SHORT PROBLEM
Hunt for the word "structured" across the entries below, copying each line that holds it.

-- start of ENTRIES SHOWN --

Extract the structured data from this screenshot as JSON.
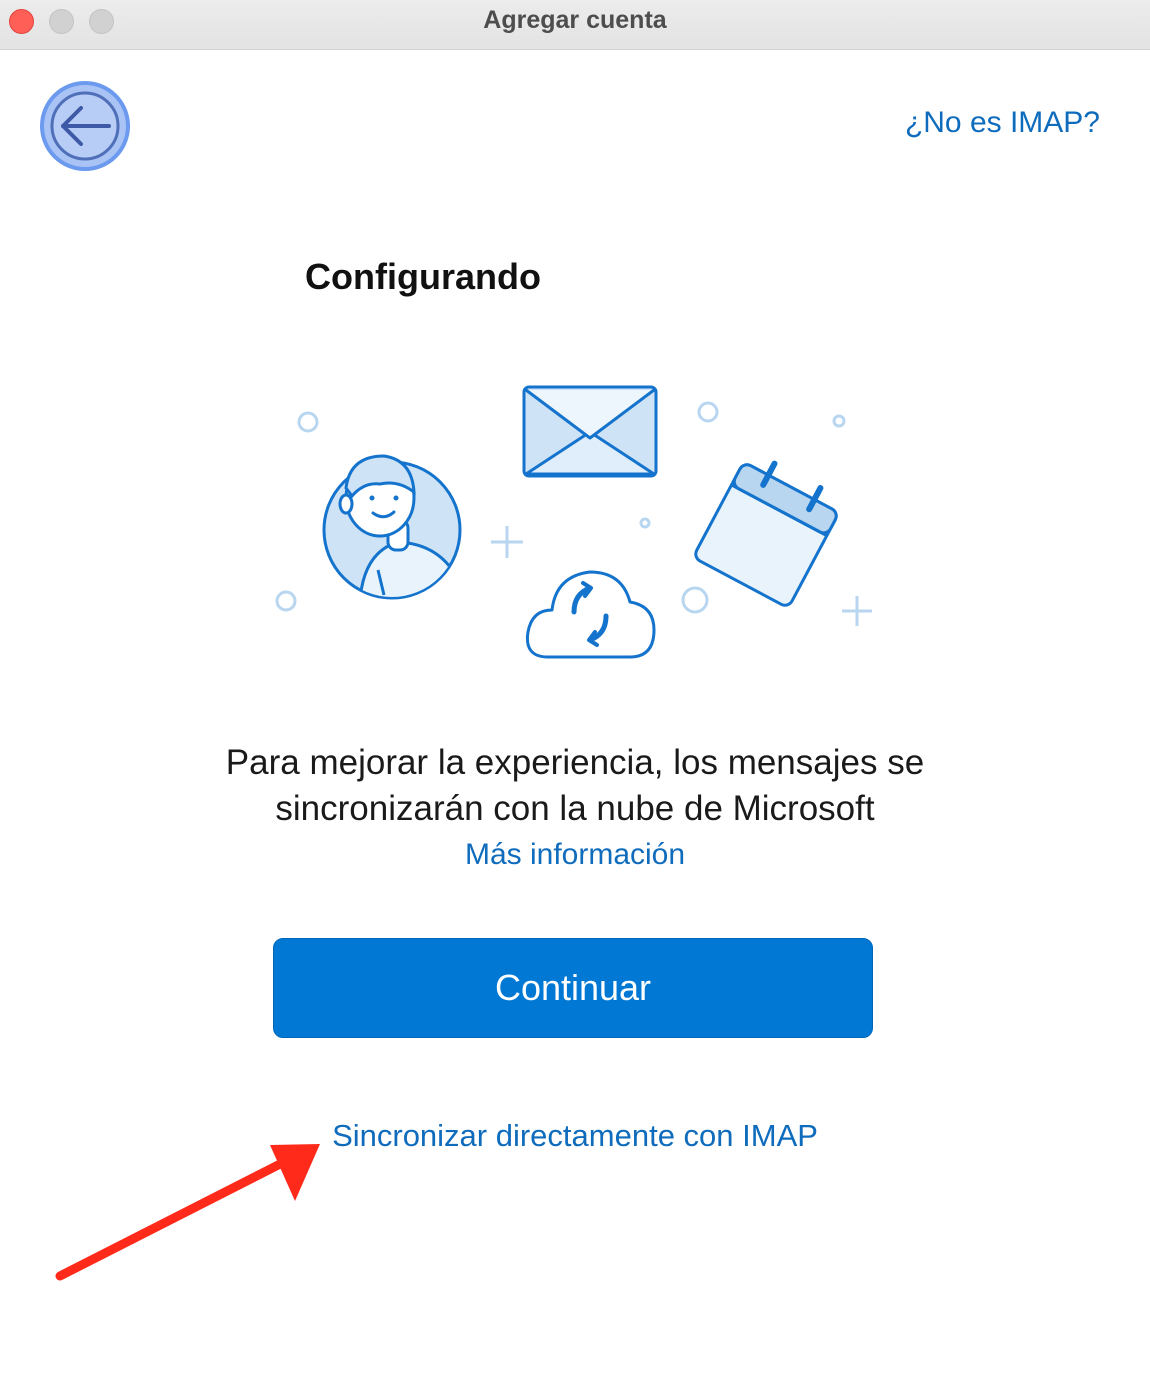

-- end of ENTRIES SHOWN --
-- start of ENTRIES SHOWN --

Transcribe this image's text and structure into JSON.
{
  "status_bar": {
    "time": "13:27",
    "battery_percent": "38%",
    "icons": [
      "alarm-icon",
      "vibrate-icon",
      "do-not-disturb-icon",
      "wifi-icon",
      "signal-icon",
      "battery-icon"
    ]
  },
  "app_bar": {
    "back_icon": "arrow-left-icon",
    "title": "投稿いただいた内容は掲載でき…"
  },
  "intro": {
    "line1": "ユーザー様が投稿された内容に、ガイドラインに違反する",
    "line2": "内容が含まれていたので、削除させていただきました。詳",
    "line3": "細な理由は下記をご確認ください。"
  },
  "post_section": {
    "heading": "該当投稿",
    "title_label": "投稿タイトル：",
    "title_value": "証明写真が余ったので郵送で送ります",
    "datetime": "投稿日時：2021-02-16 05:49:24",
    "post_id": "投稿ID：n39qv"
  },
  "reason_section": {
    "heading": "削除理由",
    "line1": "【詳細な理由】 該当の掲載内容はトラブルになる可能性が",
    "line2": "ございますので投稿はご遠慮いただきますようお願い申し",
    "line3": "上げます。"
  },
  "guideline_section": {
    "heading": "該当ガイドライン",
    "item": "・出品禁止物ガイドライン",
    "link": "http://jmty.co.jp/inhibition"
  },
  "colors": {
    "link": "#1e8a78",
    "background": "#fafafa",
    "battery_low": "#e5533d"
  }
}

-- end of ENTRIES SHOWN --
-- start of ENTRIES SHOWN --

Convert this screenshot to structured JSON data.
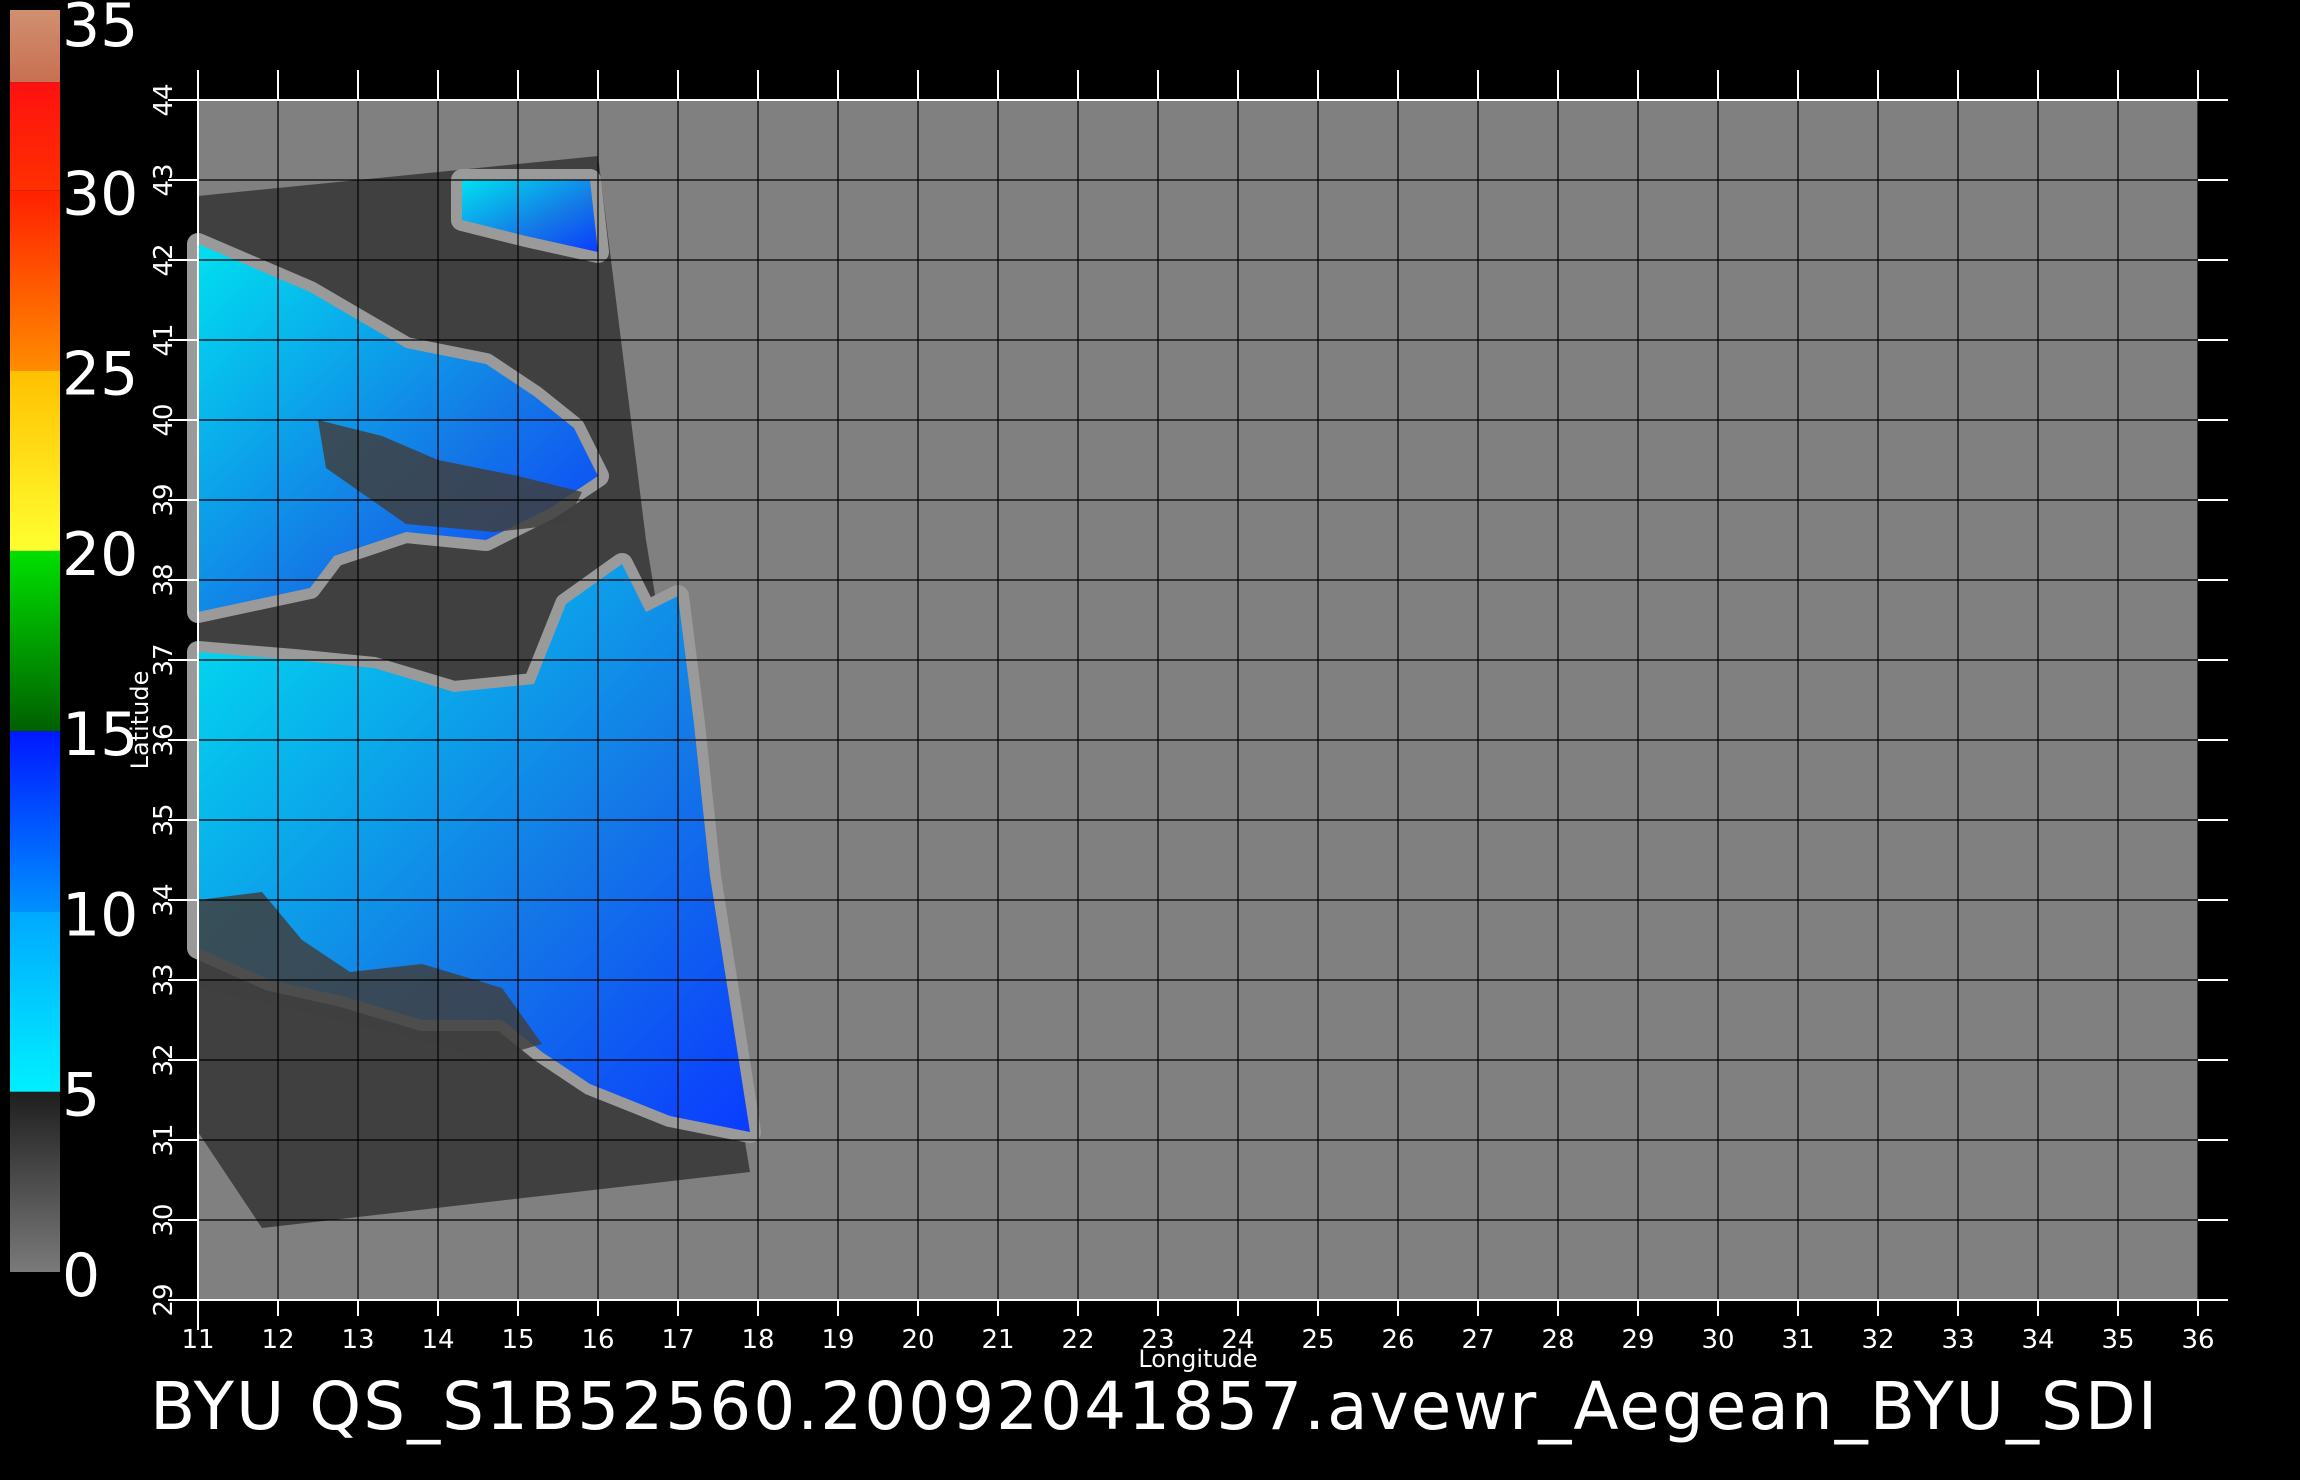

-- end of ENTRIES SHOWN --

OUTPUT OF THE EXERCISE
Extract the structured data from this screenshot as JSON.
Convert this screenshot to structured JSON data.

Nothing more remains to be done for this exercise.